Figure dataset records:

- - - -

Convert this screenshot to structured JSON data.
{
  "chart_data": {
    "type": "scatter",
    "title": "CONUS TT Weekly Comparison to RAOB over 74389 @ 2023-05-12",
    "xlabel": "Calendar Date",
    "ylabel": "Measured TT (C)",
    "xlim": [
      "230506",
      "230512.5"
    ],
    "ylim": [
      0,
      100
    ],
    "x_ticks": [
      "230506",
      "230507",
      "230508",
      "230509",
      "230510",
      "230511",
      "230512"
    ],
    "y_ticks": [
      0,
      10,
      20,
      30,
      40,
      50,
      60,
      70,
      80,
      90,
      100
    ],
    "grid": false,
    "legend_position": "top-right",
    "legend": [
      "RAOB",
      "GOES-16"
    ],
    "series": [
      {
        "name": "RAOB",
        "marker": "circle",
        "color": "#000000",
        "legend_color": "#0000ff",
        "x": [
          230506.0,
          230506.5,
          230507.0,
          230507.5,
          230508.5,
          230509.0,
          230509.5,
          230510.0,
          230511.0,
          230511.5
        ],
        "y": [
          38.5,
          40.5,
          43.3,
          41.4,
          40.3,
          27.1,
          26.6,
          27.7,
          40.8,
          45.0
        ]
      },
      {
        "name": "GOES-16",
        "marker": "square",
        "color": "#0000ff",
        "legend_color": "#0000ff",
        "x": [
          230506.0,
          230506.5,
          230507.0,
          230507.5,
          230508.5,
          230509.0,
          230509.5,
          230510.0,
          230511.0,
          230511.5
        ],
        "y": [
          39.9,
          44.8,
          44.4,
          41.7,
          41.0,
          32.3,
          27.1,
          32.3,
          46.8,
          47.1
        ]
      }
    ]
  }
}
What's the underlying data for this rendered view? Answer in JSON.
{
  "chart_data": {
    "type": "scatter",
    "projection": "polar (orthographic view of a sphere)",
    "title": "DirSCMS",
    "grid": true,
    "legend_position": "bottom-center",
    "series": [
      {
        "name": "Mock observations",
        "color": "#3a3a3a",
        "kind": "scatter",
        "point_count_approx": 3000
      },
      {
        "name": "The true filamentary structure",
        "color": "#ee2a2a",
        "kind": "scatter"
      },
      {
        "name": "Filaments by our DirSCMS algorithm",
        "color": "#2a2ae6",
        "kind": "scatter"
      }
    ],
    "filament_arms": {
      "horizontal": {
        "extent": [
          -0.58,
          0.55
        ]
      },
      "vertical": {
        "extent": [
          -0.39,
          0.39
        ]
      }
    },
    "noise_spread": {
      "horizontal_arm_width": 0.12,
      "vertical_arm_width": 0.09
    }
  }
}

- - - -

Task description: Write the entire listing out again, word for word.

Reply:
Convert this screenshot to structured JSON data.
{
  "chart_data": {
    "type": "scatter",
    "title": "CONUS TT Weekly Comparison to RAOB over 74389 @ 2023-05-12",
    "xlabel": "Calendar Date",
    "ylabel": "Measured TT (C)",
    "xlim": [
      "230506",
      "230512.5"
    ],
    "ylim": [
      0,
      100
    ],
    "x_ticks": [
      "230506",
      "230507",
      "230508",
      "230509",
      "230510",
      "230511",
      "230512"
    ],
    "y_ticks": [
      0,
      10,
      20,
      30,
      40,
      50,
      60,
      70,
      80,
      90,
      100
    ],
    "grid": false,
    "legend_position": "top-right",
    "legend": [
      "RAOB",
      "GOES-16"
    ],
    "series": [
      {
        "name": "RAOB",
        "marker": "circle",
        "color": "#000000",
        "legend_color": "#0000ff",
        "x": [
          230506.0,
          230506.5,
          230507.0,
          230507.5,
          230508.5,
          230509.0,
          230509.5,
          230510.0,
          230511.0,
          230511.5
        ],
        "y": [
          38.5,
          40.5,
          43.3,
          41.4,
          40.3,
          27.1,
          26.6,
          27.7,
          40.8,
          45.0
        ]
      },
      {
        "name": "GOES-16",
        "marker": "square",
        "color": "#0000ff",
        "legend_color": "#0000ff",
        "x": [
          230506.0,
          230506.5,
          230507.0,
          230507.5,
          230508.5,
          230509.0,
          230509.5,
          230510.0,
          230511.0,
          230511.5
        ],
        "y": [
          39.9,
          44.8,
          44.4,
          41.7,
          41.0,
          32.3,
          27.1,
          32.3,
          46.8,
          47.1
        ]
      }
    ]
  }
}
What's the underlying data for this rendered view? Answer in JSON.
{
  "chart_data": {
    "type": "scatter",
    "projection": "polar (orthographic view of a sphere)",
    "title": "DirSCMS",
    "grid": true,
    "legend_position": "bottom-center",
    "series": [
      {
        "name": "Mock observations",
        "color": "#3a3a3a",
        "kind": "scatter",
        "point_count_approx": 3000
      },
      {
        "name": "The true filamentary structure",
        "color": "#ee2a2a",
        "kind": "scatter"
      },
      {
        "name": "Filaments by our DirSCMS algorithm",
        "color": "#2a2ae6",
        "kind": "scatter"
      }
    ],
    "filament_arms": {
      "horizontal": {
        "extent": [
          -0.58,
          0.55
        ]
      },
      "vertical": {
        "extent": [
          -0.39,
          0.39
        ]
      }
    },
    "noise_spread": {
      "horizontal_arm_width": 0.12,
      "vertical_arm_width": 0.09
    }
  }
}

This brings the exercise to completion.